= Goal of the exercise =
Go through the material below and copy all lines with "this".

┌──

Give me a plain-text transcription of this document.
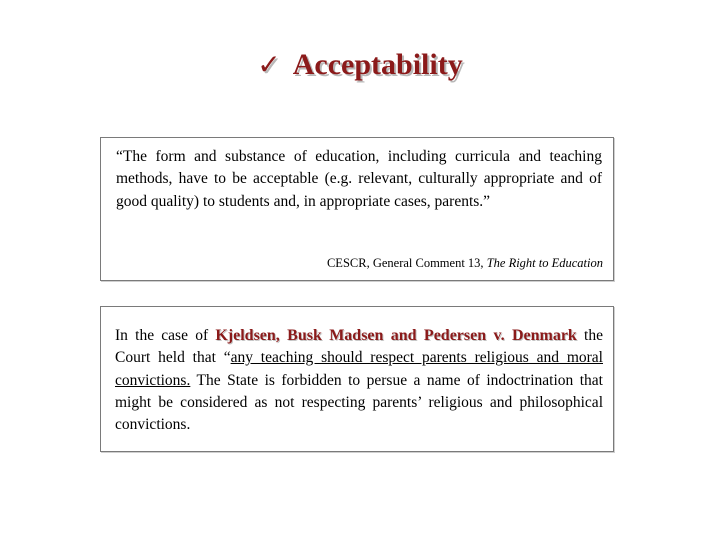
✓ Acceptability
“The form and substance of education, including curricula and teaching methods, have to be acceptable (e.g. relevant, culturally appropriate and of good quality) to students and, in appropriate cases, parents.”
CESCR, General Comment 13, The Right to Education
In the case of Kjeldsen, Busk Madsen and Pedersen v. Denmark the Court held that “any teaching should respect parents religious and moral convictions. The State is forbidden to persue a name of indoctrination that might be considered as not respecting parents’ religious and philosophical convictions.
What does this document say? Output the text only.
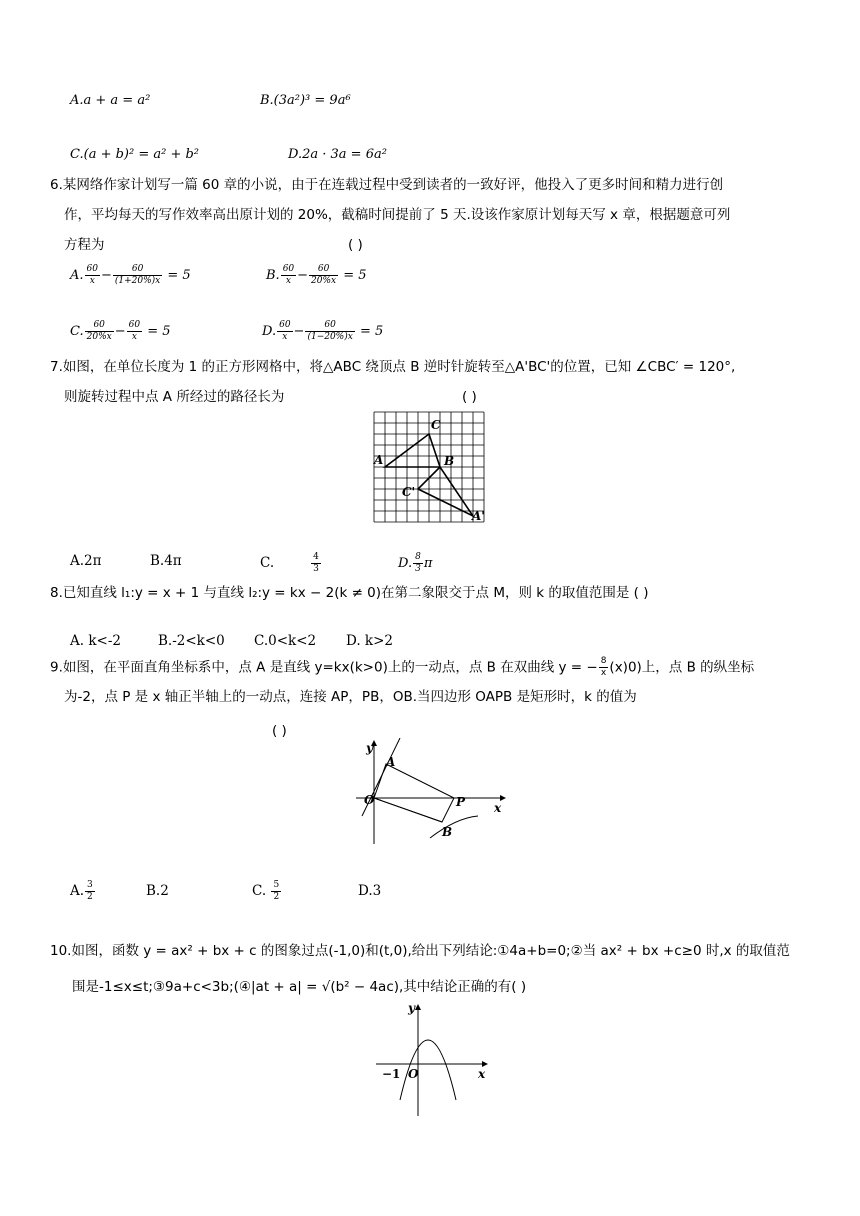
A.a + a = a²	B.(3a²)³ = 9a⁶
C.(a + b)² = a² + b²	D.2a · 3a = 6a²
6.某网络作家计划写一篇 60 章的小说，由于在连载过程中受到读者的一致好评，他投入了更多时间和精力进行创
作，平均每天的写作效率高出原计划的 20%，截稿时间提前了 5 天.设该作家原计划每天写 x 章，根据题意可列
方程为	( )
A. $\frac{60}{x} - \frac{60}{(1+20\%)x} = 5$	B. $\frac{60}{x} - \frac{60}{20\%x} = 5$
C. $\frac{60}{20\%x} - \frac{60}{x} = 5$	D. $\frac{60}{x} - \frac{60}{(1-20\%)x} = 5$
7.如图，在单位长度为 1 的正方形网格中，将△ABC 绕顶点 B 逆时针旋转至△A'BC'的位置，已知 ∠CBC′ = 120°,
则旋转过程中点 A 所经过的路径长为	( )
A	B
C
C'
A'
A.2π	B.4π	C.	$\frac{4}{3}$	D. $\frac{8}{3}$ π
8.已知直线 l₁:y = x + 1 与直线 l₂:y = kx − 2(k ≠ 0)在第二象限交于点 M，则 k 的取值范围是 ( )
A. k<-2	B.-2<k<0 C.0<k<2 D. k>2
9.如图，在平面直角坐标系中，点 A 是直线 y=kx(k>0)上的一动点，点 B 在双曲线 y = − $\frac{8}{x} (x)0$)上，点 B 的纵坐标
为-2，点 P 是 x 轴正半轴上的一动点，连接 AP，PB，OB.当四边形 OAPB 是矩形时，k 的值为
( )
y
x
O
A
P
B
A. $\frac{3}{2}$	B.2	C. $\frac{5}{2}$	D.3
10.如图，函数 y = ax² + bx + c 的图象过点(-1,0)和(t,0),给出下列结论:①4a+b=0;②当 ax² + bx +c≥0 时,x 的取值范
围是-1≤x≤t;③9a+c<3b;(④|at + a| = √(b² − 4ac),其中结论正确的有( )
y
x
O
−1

└──

= Solution to the problem =
Give me a plain-text transcription of this document.
What does this document say? Output the text only.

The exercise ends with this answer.